**GIVEN TASK**
Copy out each line exactly as it appears.

**MATERIAL FOR THIS EXERCISE**
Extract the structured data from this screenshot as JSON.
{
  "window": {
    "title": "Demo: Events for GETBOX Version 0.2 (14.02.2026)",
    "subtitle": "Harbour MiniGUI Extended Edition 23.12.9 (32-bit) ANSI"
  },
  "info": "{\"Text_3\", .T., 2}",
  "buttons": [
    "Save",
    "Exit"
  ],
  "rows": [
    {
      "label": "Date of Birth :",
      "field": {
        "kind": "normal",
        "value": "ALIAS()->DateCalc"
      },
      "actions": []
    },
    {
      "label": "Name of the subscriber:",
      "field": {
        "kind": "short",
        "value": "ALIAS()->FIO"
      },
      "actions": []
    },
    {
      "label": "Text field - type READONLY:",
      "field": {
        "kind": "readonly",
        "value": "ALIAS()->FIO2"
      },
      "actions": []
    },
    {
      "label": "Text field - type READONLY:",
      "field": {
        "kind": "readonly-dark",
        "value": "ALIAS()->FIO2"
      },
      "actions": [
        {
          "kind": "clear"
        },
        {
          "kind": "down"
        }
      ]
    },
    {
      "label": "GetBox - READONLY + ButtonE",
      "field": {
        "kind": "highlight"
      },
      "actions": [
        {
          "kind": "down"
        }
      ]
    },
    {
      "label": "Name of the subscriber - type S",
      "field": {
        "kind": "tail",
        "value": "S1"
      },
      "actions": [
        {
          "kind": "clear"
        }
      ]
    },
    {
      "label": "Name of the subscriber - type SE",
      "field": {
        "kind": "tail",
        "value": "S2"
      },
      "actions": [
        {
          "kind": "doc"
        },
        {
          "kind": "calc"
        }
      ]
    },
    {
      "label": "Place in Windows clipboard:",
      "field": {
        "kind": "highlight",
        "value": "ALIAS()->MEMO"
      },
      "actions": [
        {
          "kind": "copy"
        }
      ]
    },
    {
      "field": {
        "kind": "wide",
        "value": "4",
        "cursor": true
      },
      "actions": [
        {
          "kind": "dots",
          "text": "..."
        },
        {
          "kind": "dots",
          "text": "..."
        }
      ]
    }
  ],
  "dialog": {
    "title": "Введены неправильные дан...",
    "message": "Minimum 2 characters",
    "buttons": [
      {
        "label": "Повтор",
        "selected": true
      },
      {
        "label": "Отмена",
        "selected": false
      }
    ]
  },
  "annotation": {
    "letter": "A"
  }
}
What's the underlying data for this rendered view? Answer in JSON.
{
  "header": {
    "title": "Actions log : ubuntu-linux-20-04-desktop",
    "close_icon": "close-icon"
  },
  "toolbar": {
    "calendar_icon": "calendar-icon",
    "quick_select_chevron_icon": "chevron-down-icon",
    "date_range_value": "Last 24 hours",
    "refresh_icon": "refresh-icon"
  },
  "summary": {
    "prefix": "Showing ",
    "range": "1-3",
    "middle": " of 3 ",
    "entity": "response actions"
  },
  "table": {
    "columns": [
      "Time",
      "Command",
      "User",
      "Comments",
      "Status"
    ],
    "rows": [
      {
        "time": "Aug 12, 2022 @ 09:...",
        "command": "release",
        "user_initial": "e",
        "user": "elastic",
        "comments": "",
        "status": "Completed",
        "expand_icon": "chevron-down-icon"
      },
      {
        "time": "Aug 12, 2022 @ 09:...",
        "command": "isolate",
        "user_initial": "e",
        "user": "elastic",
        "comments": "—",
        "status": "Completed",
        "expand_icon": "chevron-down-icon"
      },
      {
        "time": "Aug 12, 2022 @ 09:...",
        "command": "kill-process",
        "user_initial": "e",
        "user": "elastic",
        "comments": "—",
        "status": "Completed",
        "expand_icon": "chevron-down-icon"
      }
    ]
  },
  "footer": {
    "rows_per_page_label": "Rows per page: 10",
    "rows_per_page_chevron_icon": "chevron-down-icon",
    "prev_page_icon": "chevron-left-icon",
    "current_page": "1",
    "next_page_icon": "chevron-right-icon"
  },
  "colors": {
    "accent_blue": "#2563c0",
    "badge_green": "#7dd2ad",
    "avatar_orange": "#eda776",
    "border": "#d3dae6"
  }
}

**CORRECT ANSWER**
Extract the structured data from this screenshot as JSON.
{
  "window": {
    "title": "Demo: Events for GETBOX Version 0.2 (14.02.2026)",
    "subtitle": "Harbour MiniGUI Extended Edition 23.12.9 (32-bit) ANSI"
  },
  "info": "{\"Text_3\", .T., 2}",
  "buttons": [
    "Save",
    "Exit"
  ],
  "rows": [
    {
      "label": "Date of Birth :",
      "field": {
        "kind": "normal",
        "value": "ALIAS()->DateCalc"
      },
      "actions": []
    },
    {
      "label": "Name of the subscriber:",
      "field": {
        "kind": "short",
        "value": "ALIAS()->FIO"
      },
      "actions": []
    },
    {
      "label": "Text field - type READONLY:",
      "field": {
        "kind": "readonly",
        "value": "ALIAS()->FIO2"
      },
      "actions": []
    },
    {
      "label": "Text field - type READONLY:",
      "field": {
        "kind": "readonly-dark",
        "value": "ALIAS()->FIO2"
      },
      "actions": [
        {
          "kind": "clear"
        },
        {
          "kind": "down"
        }
      ]
    },
    {
      "label": "GetBox - READONLY + ButtonE",
      "field": {
        "kind": "highlight"
      },
      "actions": [
        {
          "kind": "down"
        }
      ]
    },
    {
      "label": "Name of the subscriber - type S",
      "field": {
        "kind": "tail",
        "value": "S1"
      },
      "actions": [
        {
          "kind": "clear"
        }
      ]
    },
    {
      "label": "Name of the subscriber - type SE",
      "field": {
        "kind": "tail",
        "value": "S2"
      },
      "actions": [
        {
          "kind": "doc"
        },
        {
          "kind": "calc"
        }
      ]
    },
    {
      "label": "Place in Windows clipboard:",
      "field": {
        "kind": "highlight",
        "value": "ALIAS()->MEMO"
      },
      "actions": [
        {
          "kind": "copy"
        }
      ]
    },
    {
      "field": {
        "kind": "wide",
        "value": "4",
        "cursor": true
      },
      "actions": [
        {
          "kind": "dots",
          "text": "..."
        },
        {
          "kind": "dots",
          "text": "..."
        }
      ]
    }
  ],
  "dialog": {
    "title": "Введены неправильные дан...",
    "message": "Minimum 2 characters",
    "buttons": [
      {
        "label": "Повтор",
        "selected": true
      },
      {
        "label": "Отмена",
        "selected": false
      }
    ]
  },
  "annotation": {
    "letter": "A"
  }
}
What's the underlying data for this rendered view? Answer in JSON.
{
  "header": {
    "title": "Actions log : ubuntu-linux-20-04-desktop",
    "close_icon": "close-icon"
  },
  "toolbar": {
    "calendar_icon": "calendar-icon",
    "quick_select_chevron_icon": "chevron-down-icon",
    "date_range_value": "Last 24 hours",
    "refresh_icon": "refresh-icon"
  },
  "summary": {
    "prefix": "Showing ",
    "range": "1-3",
    "middle": " of 3 ",
    "entity": "response actions"
  },
  "table": {
    "columns": [
      "Time",
      "Command",
      "User",
      "Comments",
      "Status"
    ],
    "rows": [
      {
        "time": "Aug 12, 2022 @ 09:...",
        "command": "release",
        "user_initial": "e",
        "user": "elastic",
        "comments": "",
        "status": "Completed",
        "expand_icon": "chevron-down-icon"
      },
      {
        "time": "Aug 12, 2022 @ 09:...",
        "command": "isolate",
        "user_initial": "e",
        "user": "elastic",
        "comments": "—",
        "status": "Completed",
        "expand_icon": "chevron-down-icon"
      },
      {
        "time": "Aug 12, 2022 @ 09:...",
        "command": "kill-process",
        "user_initial": "e",
        "user": "elastic",
        "comments": "—",
        "status": "Completed",
        "expand_icon": "chevron-down-icon"
      }
    ]
  },
  "footer": {
    "rows_per_page_label": "Rows per page: 10",
    "rows_per_page_chevron_icon": "chevron-down-icon",
    "prev_page_icon": "chevron-left-icon",
    "current_page": "1",
    "next_page_icon": "chevron-right-icon"
  },
  "colors": {
    "accent_blue": "#2563c0",
    "badge_green": "#7dd2ad",
    "avatar_orange": "#eda776",
    "border": "#d3dae6"
  }
}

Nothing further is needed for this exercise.